■ Data entries:
----------
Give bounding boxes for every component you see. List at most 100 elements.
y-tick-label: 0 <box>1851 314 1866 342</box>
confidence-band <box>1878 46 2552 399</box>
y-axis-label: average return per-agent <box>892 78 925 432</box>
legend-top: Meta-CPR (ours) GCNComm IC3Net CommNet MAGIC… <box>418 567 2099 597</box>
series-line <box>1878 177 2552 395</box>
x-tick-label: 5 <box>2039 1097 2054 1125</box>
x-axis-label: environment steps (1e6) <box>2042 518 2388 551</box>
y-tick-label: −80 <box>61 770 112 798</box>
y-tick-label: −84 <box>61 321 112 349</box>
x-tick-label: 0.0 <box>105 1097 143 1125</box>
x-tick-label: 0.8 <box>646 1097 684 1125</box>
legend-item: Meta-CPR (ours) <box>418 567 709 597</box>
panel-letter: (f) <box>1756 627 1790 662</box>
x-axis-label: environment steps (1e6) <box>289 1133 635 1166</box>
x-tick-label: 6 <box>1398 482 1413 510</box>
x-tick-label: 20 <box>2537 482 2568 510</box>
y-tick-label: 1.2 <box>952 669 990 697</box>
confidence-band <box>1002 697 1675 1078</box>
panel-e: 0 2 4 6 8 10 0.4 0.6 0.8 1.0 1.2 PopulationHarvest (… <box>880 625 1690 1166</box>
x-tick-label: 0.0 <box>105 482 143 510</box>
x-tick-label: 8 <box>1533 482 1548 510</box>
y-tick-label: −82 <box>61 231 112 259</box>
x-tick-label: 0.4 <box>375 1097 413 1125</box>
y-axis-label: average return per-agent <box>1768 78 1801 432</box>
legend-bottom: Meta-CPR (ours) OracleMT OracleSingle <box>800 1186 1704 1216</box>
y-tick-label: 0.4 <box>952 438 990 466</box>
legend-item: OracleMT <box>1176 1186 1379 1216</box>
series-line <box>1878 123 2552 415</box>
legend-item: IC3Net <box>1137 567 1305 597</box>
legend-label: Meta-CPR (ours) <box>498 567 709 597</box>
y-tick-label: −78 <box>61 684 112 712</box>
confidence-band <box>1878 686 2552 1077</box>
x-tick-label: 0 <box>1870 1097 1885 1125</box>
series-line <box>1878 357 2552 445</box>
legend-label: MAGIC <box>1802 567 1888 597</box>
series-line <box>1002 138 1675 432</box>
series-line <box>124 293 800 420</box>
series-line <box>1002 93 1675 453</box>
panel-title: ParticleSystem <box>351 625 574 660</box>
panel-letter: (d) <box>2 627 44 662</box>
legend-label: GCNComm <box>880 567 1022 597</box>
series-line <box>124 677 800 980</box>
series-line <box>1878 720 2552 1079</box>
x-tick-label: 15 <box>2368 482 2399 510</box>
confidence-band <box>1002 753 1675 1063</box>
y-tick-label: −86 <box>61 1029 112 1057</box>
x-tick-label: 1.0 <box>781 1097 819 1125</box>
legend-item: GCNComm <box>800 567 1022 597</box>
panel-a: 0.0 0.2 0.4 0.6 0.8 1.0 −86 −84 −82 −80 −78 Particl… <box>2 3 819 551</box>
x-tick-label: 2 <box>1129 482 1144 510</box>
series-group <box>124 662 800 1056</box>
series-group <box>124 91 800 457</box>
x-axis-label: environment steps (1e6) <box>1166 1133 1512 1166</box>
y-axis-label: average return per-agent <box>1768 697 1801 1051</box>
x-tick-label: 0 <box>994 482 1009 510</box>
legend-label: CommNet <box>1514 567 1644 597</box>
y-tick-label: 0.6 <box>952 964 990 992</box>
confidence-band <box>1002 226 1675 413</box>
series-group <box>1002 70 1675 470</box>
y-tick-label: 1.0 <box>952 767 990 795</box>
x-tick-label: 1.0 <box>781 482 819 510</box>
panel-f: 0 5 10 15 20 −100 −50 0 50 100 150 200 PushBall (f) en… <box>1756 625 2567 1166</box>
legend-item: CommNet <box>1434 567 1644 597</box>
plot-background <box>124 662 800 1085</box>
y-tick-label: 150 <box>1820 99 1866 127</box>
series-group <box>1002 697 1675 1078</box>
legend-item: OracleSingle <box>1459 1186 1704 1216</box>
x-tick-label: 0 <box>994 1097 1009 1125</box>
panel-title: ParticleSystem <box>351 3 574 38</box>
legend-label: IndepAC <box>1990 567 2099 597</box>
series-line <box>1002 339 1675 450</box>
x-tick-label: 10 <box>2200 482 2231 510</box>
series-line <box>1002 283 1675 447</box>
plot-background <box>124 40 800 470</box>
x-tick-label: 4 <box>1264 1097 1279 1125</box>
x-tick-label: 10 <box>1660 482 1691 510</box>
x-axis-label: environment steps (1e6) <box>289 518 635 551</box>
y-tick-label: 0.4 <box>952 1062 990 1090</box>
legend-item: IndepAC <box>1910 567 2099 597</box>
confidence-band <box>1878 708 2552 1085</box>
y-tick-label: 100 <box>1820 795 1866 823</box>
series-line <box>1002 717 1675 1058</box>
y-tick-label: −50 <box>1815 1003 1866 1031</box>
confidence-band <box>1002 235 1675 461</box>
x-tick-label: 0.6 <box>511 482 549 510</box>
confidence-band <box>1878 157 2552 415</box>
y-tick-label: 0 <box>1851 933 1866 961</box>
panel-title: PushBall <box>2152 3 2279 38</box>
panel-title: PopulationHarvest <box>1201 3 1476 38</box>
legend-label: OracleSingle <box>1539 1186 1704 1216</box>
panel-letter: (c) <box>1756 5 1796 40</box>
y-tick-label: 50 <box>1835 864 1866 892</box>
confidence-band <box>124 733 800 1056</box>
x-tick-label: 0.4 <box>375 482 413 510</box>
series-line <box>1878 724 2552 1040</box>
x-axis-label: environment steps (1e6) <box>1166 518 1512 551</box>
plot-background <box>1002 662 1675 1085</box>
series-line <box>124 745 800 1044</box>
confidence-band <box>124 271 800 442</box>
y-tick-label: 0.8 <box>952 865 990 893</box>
----------
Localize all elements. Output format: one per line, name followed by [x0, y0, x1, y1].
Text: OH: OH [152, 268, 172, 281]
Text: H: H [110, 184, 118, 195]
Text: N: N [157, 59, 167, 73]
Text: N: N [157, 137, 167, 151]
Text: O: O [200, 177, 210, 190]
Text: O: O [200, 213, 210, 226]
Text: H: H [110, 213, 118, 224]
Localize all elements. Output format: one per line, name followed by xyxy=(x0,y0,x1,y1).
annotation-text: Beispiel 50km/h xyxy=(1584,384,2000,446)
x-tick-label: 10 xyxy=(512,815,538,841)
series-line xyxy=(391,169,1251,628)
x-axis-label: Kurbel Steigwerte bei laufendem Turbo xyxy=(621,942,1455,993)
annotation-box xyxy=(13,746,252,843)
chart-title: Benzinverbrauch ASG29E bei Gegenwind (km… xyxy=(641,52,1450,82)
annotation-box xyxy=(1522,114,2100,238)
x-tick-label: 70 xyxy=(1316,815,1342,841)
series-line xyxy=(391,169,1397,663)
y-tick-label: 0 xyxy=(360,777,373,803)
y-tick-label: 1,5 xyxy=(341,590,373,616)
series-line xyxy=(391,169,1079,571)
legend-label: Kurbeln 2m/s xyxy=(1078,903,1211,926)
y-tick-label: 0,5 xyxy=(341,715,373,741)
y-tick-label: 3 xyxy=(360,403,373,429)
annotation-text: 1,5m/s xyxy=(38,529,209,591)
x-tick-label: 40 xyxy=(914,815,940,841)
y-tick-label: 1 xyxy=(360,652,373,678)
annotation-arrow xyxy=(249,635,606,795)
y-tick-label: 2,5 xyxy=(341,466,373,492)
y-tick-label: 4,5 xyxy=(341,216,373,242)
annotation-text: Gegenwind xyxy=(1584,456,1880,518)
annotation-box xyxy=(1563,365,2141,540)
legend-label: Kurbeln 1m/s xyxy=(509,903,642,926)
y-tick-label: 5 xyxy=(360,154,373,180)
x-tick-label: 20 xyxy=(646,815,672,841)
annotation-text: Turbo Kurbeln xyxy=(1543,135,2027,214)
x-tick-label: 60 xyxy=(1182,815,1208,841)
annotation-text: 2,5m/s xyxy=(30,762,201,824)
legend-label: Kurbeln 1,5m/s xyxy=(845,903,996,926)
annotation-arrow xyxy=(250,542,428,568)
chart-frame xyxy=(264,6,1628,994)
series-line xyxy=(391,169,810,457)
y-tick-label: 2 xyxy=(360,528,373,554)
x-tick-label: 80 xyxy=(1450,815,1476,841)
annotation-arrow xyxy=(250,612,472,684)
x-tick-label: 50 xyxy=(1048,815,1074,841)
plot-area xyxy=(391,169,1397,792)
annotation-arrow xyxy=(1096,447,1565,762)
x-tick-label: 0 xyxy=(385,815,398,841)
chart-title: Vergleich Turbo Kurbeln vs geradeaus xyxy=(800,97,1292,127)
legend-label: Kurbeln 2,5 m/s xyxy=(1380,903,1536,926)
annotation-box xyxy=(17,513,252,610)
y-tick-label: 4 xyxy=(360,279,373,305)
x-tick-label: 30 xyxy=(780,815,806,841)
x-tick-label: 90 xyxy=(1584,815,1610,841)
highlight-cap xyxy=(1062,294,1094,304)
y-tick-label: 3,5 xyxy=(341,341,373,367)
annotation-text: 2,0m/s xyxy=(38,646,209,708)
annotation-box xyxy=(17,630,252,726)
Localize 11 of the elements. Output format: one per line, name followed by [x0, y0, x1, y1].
----------
■ SHORT PROBLEM: Put the listing lines in the stretch from the one containing "Give bounding boxes" through the one containing "series-line <box>124 677 800 980</box>" into a JSON list of strings, one string per line, with blank lines left out.

■ EXERCISE ANSWER:
[
  "Give bounding boxes for every component you see. List at most 100 elements.",
  "y-tick-label: 0 <box>1851 314 1866 342</box>",
  "confidence-band <box>1878 46 2552 399</box>",
  "y-axis-label: average return per-agent <box>892 78 925 432</box>",
  "legend-top: Meta-CPR (ours) GCNComm IC3Net CommNet MAGIC… <box>418 567 2099 597</box>",
  "series-line <box>1878 177 2552 395</box>",
  "x-tick-label: 5 <box>2039 1097 2054 1125</box>",
  "x-axis-label: environment steps (1e6) <box>2042 518 2388 551</box>",
  "y-tick-label: −80 <box>61 770 112 798</box>",
  "y-tick-label: −84 <box>61 321 112 349</box>",
  "x-tick-label: 0.0 <box>105 1097 143 1125</box>",
  "x-tick-label: 0.8 <box>646 1097 684 1125</box>",
  "legend-item: Meta-CPR (ours) <box>418 567 709 597</box>",
  "panel-letter: (f) <box>1756 627 1790 662</box>",
  "x-axis-label: environment steps (1e6) <box>289 1133 635 1166</box>",
  "x-tick-label: 6 <box>1398 482 1413 510</box>",
  "x-tick-label: 20 <box>2537 482 2568 510</box>",
  "y-tick-label: 1.2 <box>952 669 990 697</box>",
  "confidence-band <box>1002 697 1675 1078</box>",
  "panel-e: 0 2 4 6 8 10 0.4 0.6 0.8 1.0 1.2 PopulationHarvest (… <box>880 625 1690 1166</box>",
  "x-tick-label: 0.0 <box>105 482 143 510</box>",
  "x-tick-label: 8 <box>1533 482 1548 510</box>",
  "y-tick-label: −82 <box>61 231 112 259</box>",
  "x-tick-label: 0.4 <box>375 1097 413 1125</box>",
  "y-axis-label: average return per-agent <box>1768 78 1801 432</box>",
  "legend-bottom: Meta-CPR (ours) OracleMT OracleSingle <box>800 1186 1704 1216</box>",
  "y-tick-label: 0.4 <box>952 438 990 466</box>",
  "legend-item: OracleMT <box>1176 1186 1379 1216</box>",
  "series-line <box>1878 123 2552 415</box>",
  "legend-item: IC3Net <box>1137 567 1305 597</box>",
  "legend-label: Meta-CPR (ours) <box>498 567 709 597</box>",
  "y-tick-label: −78 <box>61 684 112 712</box>",
  "confidence-band <box>1878 686 2552 1077</box>",
  "x-tick-label: 0 <box>1870 1097 1885 1125</box>",
  "series-line <box>1878 357 2552 445</box>",
  "legend-label: MAGIC <box>1802 567 1888 597</box>",
  "series-line <box>1002 138 1675 432</box>",
  "series-line <box>124 293 800 420</box>",
  "series-line <box>1002 93 1675 453</box>",
  "panel-title: ParticleSystem <box>351 625 574 660</box>",
  "panel-letter: (d) <box>2 627 44 662</box>",
  "legend-label: GCNComm <box>880 567 1022 597</box>",
  "series-line <box>124 677 800 980</box>"
]